__AIM__: Repeat all of the records verbatim.

________________

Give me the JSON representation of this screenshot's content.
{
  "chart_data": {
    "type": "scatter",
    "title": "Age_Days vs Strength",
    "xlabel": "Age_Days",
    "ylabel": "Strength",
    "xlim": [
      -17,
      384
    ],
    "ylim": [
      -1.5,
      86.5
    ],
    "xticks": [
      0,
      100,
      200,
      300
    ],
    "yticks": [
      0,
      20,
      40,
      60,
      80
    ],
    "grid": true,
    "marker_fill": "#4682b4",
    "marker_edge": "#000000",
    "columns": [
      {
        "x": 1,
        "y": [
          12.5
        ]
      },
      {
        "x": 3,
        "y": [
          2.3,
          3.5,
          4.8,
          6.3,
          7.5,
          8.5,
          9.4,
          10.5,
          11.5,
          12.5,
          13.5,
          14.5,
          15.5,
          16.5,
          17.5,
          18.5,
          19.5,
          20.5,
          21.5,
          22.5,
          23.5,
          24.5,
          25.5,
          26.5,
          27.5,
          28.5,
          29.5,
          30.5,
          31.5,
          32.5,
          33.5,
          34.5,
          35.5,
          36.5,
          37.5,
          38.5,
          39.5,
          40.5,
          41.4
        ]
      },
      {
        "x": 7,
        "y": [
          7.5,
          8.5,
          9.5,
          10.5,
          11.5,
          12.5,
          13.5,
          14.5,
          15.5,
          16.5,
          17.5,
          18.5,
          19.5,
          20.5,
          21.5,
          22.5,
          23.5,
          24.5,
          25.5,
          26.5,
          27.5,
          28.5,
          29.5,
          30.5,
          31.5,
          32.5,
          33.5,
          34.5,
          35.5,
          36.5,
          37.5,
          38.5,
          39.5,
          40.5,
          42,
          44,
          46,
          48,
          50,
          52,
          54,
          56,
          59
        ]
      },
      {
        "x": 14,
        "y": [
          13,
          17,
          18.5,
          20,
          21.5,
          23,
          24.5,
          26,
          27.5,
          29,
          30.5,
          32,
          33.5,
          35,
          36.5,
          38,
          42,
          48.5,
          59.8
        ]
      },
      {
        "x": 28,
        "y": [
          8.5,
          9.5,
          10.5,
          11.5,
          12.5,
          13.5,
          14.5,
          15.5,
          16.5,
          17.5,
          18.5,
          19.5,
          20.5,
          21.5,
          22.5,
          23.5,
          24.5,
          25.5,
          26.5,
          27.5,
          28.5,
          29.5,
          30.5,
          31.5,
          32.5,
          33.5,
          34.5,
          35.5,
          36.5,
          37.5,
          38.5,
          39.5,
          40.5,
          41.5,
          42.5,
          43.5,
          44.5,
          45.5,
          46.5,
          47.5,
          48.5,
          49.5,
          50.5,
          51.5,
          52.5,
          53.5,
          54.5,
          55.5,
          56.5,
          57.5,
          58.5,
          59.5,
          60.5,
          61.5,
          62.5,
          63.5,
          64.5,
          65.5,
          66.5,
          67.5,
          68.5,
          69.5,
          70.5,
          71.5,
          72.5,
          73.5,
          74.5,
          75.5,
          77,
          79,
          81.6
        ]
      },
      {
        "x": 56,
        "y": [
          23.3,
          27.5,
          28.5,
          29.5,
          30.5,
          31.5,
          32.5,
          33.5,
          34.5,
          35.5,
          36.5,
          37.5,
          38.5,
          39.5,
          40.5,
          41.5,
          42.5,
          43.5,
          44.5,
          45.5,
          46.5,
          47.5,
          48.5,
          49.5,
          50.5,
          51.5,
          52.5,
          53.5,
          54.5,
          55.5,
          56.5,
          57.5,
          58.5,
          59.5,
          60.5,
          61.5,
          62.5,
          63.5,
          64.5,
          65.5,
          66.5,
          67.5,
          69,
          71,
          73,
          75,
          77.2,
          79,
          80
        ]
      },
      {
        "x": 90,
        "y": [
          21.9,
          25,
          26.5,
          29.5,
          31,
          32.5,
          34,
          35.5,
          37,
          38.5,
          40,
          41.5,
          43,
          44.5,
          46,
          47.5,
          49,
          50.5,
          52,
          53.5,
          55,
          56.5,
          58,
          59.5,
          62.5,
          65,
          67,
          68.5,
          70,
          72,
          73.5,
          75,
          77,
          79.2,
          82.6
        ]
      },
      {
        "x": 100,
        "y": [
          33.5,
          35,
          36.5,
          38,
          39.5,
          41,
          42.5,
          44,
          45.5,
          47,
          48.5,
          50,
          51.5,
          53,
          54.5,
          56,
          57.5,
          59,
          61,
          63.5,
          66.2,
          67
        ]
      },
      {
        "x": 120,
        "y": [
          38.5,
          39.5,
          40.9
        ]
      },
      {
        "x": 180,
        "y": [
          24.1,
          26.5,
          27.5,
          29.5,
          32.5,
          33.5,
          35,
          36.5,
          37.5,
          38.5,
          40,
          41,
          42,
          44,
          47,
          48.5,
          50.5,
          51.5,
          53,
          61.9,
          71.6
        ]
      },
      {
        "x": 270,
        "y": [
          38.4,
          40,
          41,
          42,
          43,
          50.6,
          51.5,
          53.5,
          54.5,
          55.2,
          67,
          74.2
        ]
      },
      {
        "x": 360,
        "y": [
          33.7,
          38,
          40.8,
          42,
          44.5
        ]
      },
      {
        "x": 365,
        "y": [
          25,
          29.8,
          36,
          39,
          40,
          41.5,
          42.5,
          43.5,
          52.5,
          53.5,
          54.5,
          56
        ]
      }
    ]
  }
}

________________

__RESULT__:
Give me the JSON representation of this screenshot's content.
{
  "chart_data": {
    "type": "scatter",
    "title": "Age_Days vs Strength",
    "xlabel": "Age_Days",
    "ylabel": "Strength",
    "xlim": [
      -17,
      384
    ],
    "ylim": [
      -1.5,
      86.5
    ],
    "xticks": [
      0,
      100,
      200,
      300
    ],
    "yticks": [
      0,
      20,
      40,
      60,
      80
    ],
    "grid": true,
    "marker_fill": "#4682b4",
    "marker_edge": "#000000",
    "columns": [
      {
        "x": 1,
        "y": [
          12.5
        ]
      },
      {
        "x": 3,
        "y": [
          2.3,
          3.5,
          4.8,
          6.3,
          7.5,
          8.5,
          9.4,
          10.5,
          11.5,
          12.5,
          13.5,
          14.5,
          15.5,
          16.5,
          17.5,
          18.5,
          19.5,
          20.5,
          21.5,
          22.5,
          23.5,
          24.5,
          25.5,
          26.5,
          27.5,
          28.5,
          29.5,
          30.5,
          31.5,
          32.5,
          33.5,
          34.5,
          35.5,
          36.5,
          37.5,
          38.5,
          39.5,
          40.5,
          41.4
        ]
      },
      {
        "x": 7,
        "y": [
          7.5,
          8.5,
          9.5,
          10.5,
          11.5,
          12.5,
          13.5,
          14.5,
          15.5,
          16.5,
          17.5,
          18.5,
          19.5,
          20.5,
          21.5,
          22.5,
          23.5,
          24.5,
          25.5,
          26.5,
          27.5,
          28.5,
          29.5,
          30.5,
          31.5,
          32.5,
          33.5,
          34.5,
          35.5,
          36.5,
          37.5,
          38.5,
          39.5,
          40.5,
          42,
          44,
          46,
          48,
          50,
          52,
          54,
          56,
          59
        ]
      },
      {
        "x": 14,
        "y": [
          13,
          17,
          18.5,
          20,
          21.5,
          23,
          24.5,
          26,
          27.5,
          29,
          30.5,
          32,
          33.5,
          35,
          36.5,
          38,
          42,
          48.5,
          59.8
        ]
      },
      {
        "x": 28,
        "y": [
          8.5,
          9.5,
          10.5,
          11.5,
          12.5,
          13.5,
          14.5,
          15.5,
          16.5,
          17.5,
          18.5,
          19.5,
          20.5,
          21.5,
          22.5,
          23.5,
          24.5,
          25.5,
          26.5,
          27.5,
          28.5,
          29.5,
          30.5,
          31.5,
          32.5,
          33.5,
          34.5,
          35.5,
          36.5,
          37.5,
          38.5,
          39.5,
          40.5,
          41.5,
          42.5,
          43.5,
          44.5,
          45.5,
          46.5,
          47.5,
          48.5,
          49.5,
          50.5,
          51.5,
          52.5,
          53.5,
          54.5,
          55.5,
          56.5,
          57.5,
          58.5,
          59.5,
          60.5,
          61.5,
          62.5,
          63.5,
          64.5,
          65.5,
          66.5,
          67.5,
          68.5,
          69.5,
          70.5,
          71.5,
          72.5,
          73.5,
          74.5,
          75.5,
          77,
          79,
          81.6
        ]
      },
      {
        "x": 56,
        "y": [
          23.3,
          27.5,
          28.5,
          29.5,
          30.5,
          31.5,
          32.5,
          33.5,
          34.5,
          35.5,
          36.5,
          37.5,
          38.5,
          39.5,
          40.5,
          41.5,
          42.5,
          43.5,
          44.5,
          45.5,
          46.5,
          47.5,
          48.5,
          49.5,
          50.5,
          51.5,
          52.5,
          53.5,
          54.5,
          55.5,
          56.5,
          57.5,
          58.5,
          59.5,
          60.5,
          61.5,
          62.5,
          63.5,
          64.5,
          65.5,
          66.5,
          67.5,
          69,
          71,
          73,
          75,
          77.2,
          79,
          80
        ]
      },
      {
        "x": 90,
        "y": [
          21.9,
          25,
          26.5,
          29.5,
          31,
          32.5,
          34,
          35.5,
          37,
          38.5,
          40,
          41.5,
          43,
          44.5,
          46,
          47.5,
          49,
          50.5,
          52,
          53.5,
          55,
          56.5,
          58,
          59.5,
          62.5,
          65,
          67,
          68.5,
          70,
          72,
          73.5,
          75,
          77,
          79.2,
          82.6
        ]
      },
      {
        "x": 100,
        "y": [
          33.5,
          35,
          36.5,
          38,
          39.5,
          41,
          42.5,
          44,
          45.5,
          47,
          48.5,
          50,
          51.5,
          53,
          54.5,
          56,
          57.5,
          59,
          61,
          63.5,
          66.2,
          67
        ]
      },
      {
        "x": 120,
        "y": [
          38.5,
          39.5,
          40.9
        ]
      },
      {
        "x": 180,
        "y": [
          24.1,
          26.5,
          27.5,
          29.5,
          32.5,
          33.5,
          35,
          36.5,
          37.5,
          38.5,
          40,
          41,
          42,
          44,
          47,
          48.5,
          50.5,
          51.5,
          53,
          61.9,
          71.6
        ]
      },
      {
        "x": 270,
        "y": [
          38.4,
          40,
          41,
          42,
          43,
          50.6,
          51.5,
          53.5,
          54.5,
          55.2,
          67,
          74.2
        ]
      },
      {
        "x": 360,
        "y": [
          33.7,
          38,
          40.8,
          42,
          44.5
        ]
      },
      {
        "x": 365,
        "y": [
          25,
          29.8,
          36,
          39,
          40,
          41.5,
          42.5,
          43.5,
          52.5,
          53.5,
          54.5,
          56
        ]
      }
    ]
  }
}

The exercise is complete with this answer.